Written request: Convert the records into a numbered list, starting at their first line and going on through the line that contains "image-counter: 3 / 3: [406, 965, 494, 1009]", and skip any blank lines.

Material:
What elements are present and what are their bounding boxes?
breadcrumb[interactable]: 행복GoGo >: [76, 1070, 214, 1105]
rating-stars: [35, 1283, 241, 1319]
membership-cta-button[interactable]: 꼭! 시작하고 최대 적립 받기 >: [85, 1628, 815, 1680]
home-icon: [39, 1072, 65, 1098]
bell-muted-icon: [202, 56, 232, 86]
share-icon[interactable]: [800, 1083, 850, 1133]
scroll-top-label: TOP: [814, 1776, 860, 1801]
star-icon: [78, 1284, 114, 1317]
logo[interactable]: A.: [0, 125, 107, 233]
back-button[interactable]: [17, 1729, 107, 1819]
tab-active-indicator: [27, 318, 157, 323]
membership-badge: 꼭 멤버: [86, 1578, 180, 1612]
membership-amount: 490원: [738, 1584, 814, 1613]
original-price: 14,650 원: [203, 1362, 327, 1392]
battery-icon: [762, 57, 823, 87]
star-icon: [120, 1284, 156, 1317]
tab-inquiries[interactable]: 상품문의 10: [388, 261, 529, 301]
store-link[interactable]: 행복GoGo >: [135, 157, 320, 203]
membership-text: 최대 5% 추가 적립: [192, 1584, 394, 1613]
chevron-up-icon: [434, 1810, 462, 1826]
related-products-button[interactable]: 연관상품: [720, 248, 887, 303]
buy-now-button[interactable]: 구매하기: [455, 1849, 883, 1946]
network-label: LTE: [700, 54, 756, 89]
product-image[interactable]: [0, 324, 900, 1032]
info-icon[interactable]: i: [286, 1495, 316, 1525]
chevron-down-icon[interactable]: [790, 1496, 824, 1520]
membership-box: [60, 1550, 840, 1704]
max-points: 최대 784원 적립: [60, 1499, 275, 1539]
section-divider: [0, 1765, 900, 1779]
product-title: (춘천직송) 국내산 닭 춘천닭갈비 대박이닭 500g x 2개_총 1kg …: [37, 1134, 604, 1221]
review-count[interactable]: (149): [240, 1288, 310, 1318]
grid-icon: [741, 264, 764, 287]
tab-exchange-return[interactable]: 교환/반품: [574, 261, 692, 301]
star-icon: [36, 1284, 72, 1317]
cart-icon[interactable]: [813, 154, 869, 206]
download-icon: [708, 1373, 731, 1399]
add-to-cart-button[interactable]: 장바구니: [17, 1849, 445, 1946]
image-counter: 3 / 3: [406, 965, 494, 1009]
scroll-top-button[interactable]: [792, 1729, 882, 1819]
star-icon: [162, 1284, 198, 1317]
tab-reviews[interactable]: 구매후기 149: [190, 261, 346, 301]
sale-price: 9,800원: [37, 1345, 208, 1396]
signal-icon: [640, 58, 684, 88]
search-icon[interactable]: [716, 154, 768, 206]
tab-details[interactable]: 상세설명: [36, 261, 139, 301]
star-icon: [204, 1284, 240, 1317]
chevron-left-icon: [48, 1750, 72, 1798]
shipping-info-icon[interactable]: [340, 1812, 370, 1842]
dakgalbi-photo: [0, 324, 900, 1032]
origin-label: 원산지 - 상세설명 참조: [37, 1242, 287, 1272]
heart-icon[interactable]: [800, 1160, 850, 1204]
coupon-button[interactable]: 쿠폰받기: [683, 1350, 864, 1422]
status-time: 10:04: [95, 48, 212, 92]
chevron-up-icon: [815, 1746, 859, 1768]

Task response:
1. What elements are present and what are their bounding boxes?
2. breadcrumb[interactable]: 행복GoGo >: [76, 1070, 214, 1105]
3. rating-stars: [35, 1283, 241, 1319]
4. membership-cta-button[interactable]: 꼭! 시작하고 최대 적립 받기 >: [85, 1628, 815, 1680]
5. home-icon: [39, 1072, 65, 1098]
6. bell-muted-icon: [202, 56, 232, 86]
7. share-icon[interactable]: [800, 1083, 850, 1133]
8. scroll-top-label: TOP: [814, 1776, 860, 1801]
9. star-icon: [78, 1284, 114, 1317]
10. logo[interactable]: A.: [0, 125, 107, 233]
11. back-button[interactable]: [17, 1729, 107, 1819]
12. tab-active-indicator: [27, 318, 157, 323]
13. membership-badge: 꼭 멤버: [86, 1578, 180, 1612]
14. membership-amount: 490원: [738, 1584, 814, 1613]
15. original-price: 14,650 원: [203, 1362, 327, 1392]
16. battery-icon: [762, 57, 823, 87]
17. star-icon: [120, 1284, 156, 1317]
18. tab-inquiries[interactable]: 상품문의 10: [388, 261, 529, 301]
19. store-link[interactable]: 행복GoGo >: [135, 157, 320, 203]
20. membership-text: 최대 5% 추가 적립: [192, 1584, 394, 1613]
21. chevron-up-icon: [434, 1810, 462, 1826]
22. related-products-button[interactable]: 연관상품: [720, 248, 887, 303]
23. buy-now-button[interactable]: 구매하기: [455, 1849, 883, 1946]
24. network-label: LTE: [700, 54, 756, 89]
25. product-image[interactable]: [0, 324, 900, 1032]
26. info-icon[interactable]: i: [286, 1495, 316, 1525]
27. chevron-down-icon[interactable]: [790, 1496, 824, 1520]
28. membership-box: [60, 1550, 840, 1704]
29. max-points: 최대 784원 적립: [60, 1499, 275, 1539]
30. section-divider: [0, 1765, 900, 1779]
31. product-title: (춘천직송) 국내산 닭 춘천닭갈비 대박이닭 500g x 2개_총 1kg …: [37, 1134, 604, 1221]
32. review-count[interactable]: (149): [240, 1288, 310, 1318]
33. grid-icon: [741, 264, 764, 287]
34. tab-exchange-return[interactable]: 교환/반품: [574, 261, 692, 301]
35. star-icon: [36, 1284, 72, 1317]
36. cart-icon[interactable]: [813, 154, 869, 206]
37. download-icon: [708, 1373, 731, 1399]
38. add-to-cart-button[interactable]: 장바구니: [17, 1849, 445, 1946]
39. image-counter: 3 / 3: [406, 965, 494, 1009]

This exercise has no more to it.